» TASK BRIEF:
In the data below, find every line with the string "shortcut" and pull it out.

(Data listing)
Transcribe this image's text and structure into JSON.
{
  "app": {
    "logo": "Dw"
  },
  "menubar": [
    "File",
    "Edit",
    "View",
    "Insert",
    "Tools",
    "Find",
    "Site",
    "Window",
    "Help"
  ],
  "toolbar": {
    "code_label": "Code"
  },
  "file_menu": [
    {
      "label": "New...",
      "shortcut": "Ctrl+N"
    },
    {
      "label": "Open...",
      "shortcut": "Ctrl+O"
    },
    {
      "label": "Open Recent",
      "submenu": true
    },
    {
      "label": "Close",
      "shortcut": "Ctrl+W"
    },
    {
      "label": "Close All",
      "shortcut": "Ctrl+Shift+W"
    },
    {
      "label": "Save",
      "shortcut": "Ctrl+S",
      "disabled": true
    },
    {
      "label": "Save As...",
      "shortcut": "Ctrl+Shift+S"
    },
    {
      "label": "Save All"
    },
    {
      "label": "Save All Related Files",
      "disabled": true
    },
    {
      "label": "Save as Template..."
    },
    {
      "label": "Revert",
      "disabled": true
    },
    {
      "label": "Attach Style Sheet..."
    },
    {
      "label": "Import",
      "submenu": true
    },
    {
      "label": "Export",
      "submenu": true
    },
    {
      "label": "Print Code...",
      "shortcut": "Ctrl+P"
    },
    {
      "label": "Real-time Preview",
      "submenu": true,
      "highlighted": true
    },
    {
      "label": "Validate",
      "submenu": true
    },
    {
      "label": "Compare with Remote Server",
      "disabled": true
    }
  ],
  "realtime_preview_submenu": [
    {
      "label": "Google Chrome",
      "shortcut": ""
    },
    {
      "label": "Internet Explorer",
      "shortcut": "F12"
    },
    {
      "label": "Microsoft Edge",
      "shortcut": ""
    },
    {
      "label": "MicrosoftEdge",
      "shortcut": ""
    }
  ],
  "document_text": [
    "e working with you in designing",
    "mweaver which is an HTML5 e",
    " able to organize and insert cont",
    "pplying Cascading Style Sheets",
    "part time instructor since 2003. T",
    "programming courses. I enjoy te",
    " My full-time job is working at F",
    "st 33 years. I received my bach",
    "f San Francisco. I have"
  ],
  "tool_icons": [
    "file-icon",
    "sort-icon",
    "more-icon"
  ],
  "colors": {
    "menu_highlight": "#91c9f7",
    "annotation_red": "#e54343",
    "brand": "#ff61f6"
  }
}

» TASK RESULT:
      "shortcut": "Ctrl+N"
      "shortcut": "Ctrl+O"
      "shortcut": "Ctrl+W"
      "shortcut": "Ctrl+Shift+W"
      "shortcut": "Ctrl+S",
      "shortcut": "Ctrl+Shift+S"
      "shortcut": "Ctrl+P"
      "shortcut": ""
      "shortcut": "F12"
      "shortcut": ""
      "shortcut": ""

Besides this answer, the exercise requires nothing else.